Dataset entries

----------------------------------------

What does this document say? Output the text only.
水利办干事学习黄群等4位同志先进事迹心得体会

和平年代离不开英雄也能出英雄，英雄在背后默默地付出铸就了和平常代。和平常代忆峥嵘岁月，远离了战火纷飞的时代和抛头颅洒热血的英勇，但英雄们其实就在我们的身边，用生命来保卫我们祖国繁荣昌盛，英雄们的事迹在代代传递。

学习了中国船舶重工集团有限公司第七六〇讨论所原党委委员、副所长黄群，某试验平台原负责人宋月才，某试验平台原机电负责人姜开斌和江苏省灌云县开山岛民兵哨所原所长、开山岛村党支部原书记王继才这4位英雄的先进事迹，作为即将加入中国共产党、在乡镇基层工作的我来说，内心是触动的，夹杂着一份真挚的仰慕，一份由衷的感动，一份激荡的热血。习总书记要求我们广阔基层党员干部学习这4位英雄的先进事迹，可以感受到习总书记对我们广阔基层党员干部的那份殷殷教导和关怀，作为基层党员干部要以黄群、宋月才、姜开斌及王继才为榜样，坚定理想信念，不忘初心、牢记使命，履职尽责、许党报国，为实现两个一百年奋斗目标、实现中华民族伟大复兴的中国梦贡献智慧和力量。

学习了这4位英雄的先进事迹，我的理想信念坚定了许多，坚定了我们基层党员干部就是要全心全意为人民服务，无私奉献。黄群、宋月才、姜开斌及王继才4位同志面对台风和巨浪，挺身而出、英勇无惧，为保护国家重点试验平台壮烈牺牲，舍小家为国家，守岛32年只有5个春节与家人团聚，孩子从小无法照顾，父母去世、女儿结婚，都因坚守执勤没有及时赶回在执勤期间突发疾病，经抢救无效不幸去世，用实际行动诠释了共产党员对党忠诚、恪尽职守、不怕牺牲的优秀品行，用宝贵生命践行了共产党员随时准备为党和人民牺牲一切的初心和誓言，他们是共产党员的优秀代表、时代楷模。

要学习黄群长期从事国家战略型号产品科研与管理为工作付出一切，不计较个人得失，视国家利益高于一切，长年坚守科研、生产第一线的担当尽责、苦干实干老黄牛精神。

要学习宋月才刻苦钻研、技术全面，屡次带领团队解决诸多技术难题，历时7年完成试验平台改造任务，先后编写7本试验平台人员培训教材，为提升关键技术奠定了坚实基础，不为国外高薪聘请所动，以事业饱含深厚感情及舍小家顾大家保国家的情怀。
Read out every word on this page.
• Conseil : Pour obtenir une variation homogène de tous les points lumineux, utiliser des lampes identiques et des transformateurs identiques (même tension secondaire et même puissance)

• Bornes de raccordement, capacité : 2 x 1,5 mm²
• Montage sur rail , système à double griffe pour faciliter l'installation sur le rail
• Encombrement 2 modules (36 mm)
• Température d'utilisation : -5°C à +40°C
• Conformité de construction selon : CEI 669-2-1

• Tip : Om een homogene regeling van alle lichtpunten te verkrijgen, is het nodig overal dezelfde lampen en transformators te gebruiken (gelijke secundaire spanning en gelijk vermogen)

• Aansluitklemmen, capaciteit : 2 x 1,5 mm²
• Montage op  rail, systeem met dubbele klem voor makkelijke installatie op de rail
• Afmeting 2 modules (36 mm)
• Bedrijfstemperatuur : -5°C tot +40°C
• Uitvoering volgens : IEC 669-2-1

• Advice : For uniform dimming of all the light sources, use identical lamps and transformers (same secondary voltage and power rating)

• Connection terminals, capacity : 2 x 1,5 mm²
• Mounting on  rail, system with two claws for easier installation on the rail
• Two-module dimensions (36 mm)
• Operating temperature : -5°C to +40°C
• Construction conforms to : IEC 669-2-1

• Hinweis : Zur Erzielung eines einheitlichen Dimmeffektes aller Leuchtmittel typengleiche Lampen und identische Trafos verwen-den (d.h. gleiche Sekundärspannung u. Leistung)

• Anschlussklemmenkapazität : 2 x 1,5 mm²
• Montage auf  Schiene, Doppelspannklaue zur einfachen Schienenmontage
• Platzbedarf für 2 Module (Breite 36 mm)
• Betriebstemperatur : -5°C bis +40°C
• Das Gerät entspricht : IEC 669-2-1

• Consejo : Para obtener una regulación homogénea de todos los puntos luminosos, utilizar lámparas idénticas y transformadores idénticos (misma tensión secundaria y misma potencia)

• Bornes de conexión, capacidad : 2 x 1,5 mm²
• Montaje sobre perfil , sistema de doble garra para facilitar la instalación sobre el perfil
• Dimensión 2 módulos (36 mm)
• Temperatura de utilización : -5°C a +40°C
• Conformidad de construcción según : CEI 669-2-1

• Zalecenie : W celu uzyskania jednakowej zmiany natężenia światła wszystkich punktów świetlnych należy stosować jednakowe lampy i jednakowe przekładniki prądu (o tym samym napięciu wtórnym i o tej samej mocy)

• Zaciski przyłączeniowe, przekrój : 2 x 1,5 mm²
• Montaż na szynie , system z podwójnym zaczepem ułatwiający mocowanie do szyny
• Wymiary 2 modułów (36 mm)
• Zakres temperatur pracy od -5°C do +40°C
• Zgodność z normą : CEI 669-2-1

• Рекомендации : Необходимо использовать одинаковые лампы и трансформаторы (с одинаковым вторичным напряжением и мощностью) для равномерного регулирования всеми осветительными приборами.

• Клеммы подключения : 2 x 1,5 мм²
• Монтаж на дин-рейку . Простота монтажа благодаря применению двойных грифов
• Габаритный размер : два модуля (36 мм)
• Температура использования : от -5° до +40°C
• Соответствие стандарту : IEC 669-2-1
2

----------------------------------------

# WRITTEN EXERCISE
Could you transcribe the records in full, exactly?

# SOLVED EXERCISE
What does this document say? Output the text only.
水利办干事学习黄群等4位同志先进事迹心得体会

和平年代离不开英雄也能出英雄，英雄在背后默默地付出铸就了和平常代。和平常代忆峥嵘岁月，远离了战火纷飞的时代和抛头颅洒热血的英勇，但英雄们其实就在我们的身边，用生命来保卫我们祖国繁荣昌盛，英雄们的事迹在代代传递。

学习了中国船舶重工集团有限公司第七六〇讨论所原党委委员、副所长黄群，某试验平台原负责人宋月才，某试验平台原机电负责人姜开斌和江苏省灌云县开山岛民兵哨所原所长、开山岛村党支部原书记王继才这4位英雄的先进事迹，作为即将加入中国共产党、在乡镇基层工作的我来说，内心是触动的，夹杂着一份真挚的仰慕，一份由衷的感动，一份激荡的热血。习总书记要求我们广阔基层党员干部学习这4位英雄的先进事迹，可以感受到习总书记对我们广阔基层党员干部的那份殷殷教导和关怀，作为基层党员干部要以黄群、宋月才、姜开斌及王继才为榜样，坚定理想信念，不忘初心、牢记使命，履职尽责、许党报国，为实现两个一百年奋斗目标、实现中华民族伟大复兴的中国梦贡献智慧和力量。

学习了这4位英雄的先进事迹，我的理想信念坚定了许多，坚定了我们基层党员干部就是要全心全意为人民服务，无私奉献。黄群、宋月才、姜开斌及王继才4位同志面对台风和巨浪，挺身而出、英勇无惧，为保护国家重点试验平台壮烈牺牲，舍小家为国家，守岛32年只有5个春节与家人团聚，孩子从小无法照顾，父母去世、女儿结婚，都因坚守执勤没有及时赶回在执勤期间突发疾病，经抢救无效不幸去世，用实际行动诠释了共产党员对党忠诚、恪尽职守、不怕牺牲的优秀品行，用宝贵生命践行了共产党员随时准备为党和人民牺牲一切的初心和誓言，他们是共产党员的优秀代表、时代楷模。

要学习黄群长期从事国家战略型号产品科研与管理为工作付出一切，不计较个人得失，视国家利益高于一切，长年坚守科研、生产第一线的担当尽责、苦干实干老黄牛精神。

要学习宋月才刻苦钻研、技术全面，屡次带领团队解决诸多技术难题，历时7年完成试验平台改造任务，先后编写7本试验平台人员培训教材，为提升关键技术奠定了坚实基础，不为国外高薪聘请所动，以事业饱含深厚感情及舍小家顾大家保国家的情怀。
Read out every word on this page.
• Conseil : Pour obtenir une variation homogène de tous les points lumineux, utiliser des lampes identiques et des transformateurs identiques (même tension secondaire et même puissance)

• Bornes de raccordement, capacité : 2 x 1,5 mm²
• Montage sur rail , système à double griffe pour faciliter l'installation sur le rail
• Encombrement 2 modules (36 mm)
• Température d'utilisation : -5°C à +40°C
• Conformité de construction selon : CEI 669-2-1

• Tip : Om een homogene regeling van alle lichtpunten te verkrijgen, is het nodig overal dezelfde lampen en transformators te gebruiken (gelijke secundaire spanning en gelijk vermogen)

• Aansluitklemmen, capaciteit : 2 x 1,5 mm²
• Montage op  rail, systeem met dubbele klem voor makkelijke installatie op de rail
• Afmeting 2 modules (36 mm)
• Bedrijfstemperatuur : -5°C tot +40°C
• Uitvoering volgens : IEC 669-2-1

• Advice : For uniform dimming of all the light sources, use identical lamps and transformers (same secondary voltage and power rating)

• Connection terminals, capacity : 2 x 1,5 mm²
• Mounting on  rail, system with two claws for easier installation on the rail
• Two-module dimensions (36 mm)
• Operating temperature : -5°C to +40°C
• Construction conforms to : IEC 669-2-1

• Hinweis : Zur Erzielung eines einheitlichen Dimmeffektes aller Leuchtmittel typengleiche Lampen und identische Trafos verwen-den (d.h. gleiche Sekundärspannung u. Leistung)

• Anschlussklemmenkapazität : 2 x 1,5 mm²
• Montage auf  Schiene, Doppelspannklaue zur einfachen Schienenmontage
• Platzbedarf für 2 Module (Breite 36 mm)
• Betriebstemperatur : -5°C bis +40°C
• Das Gerät entspricht : IEC 669-2-1

• Consejo : Para obtener una regulación homogénea de todos los puntos luminosos, utilizar lámparas idénticas y transformadores idénticos (misma tensión secundaria y misma potencia)

• Bornes de conexión, capacidad : 2 x 1,5 mm²
• Montaje sobre perfil , sistema de doble garra para facilitar la instalación sobre el perfil
• Dimensión 2 módulos (36 mm)
• Temperatura de utilización : -5°C a +40°C
• Conformidad de construcción según : CEI 669-2-1

• Zalecenie : W celu uzyskania jednakowej zmiany natężenia światła wszystkich punktów świetlnych należy stosować jednakowe lampy i jednakowe przekładniki prądu (o tym samym napięciu wtórnym i o tej samej mocy)

• Zaciski przyłączeniowe, przekrój : 2 x 1,5 mm²
• Montaż na szynie , system z podwójnym zaczepem ułatwiający mocowanie do szyny
• Wymiary 2 modułów (36 mm)
• Zakres temperatur pracy od -5°C do +40°C
• Zgodność z normą : CEI 669-2-1

• Рекомендации : Необходимо использовать одинаковые лампы и трансформаторы (с одинаковым вторичным напряжением и мощностью) для равномерного регулирования всеми осветительными приборами.

• Клеммы подключения : 2 x 1,5 мм²
• Монтаж на дин-рейку . Простота монтажа благодаря применению двойных грифов
• Габаритный размер : два модуля (36 мм)
• Температура использования : от -5° до +40°C
• Соответствие стандарту : IEC 669-2-1
2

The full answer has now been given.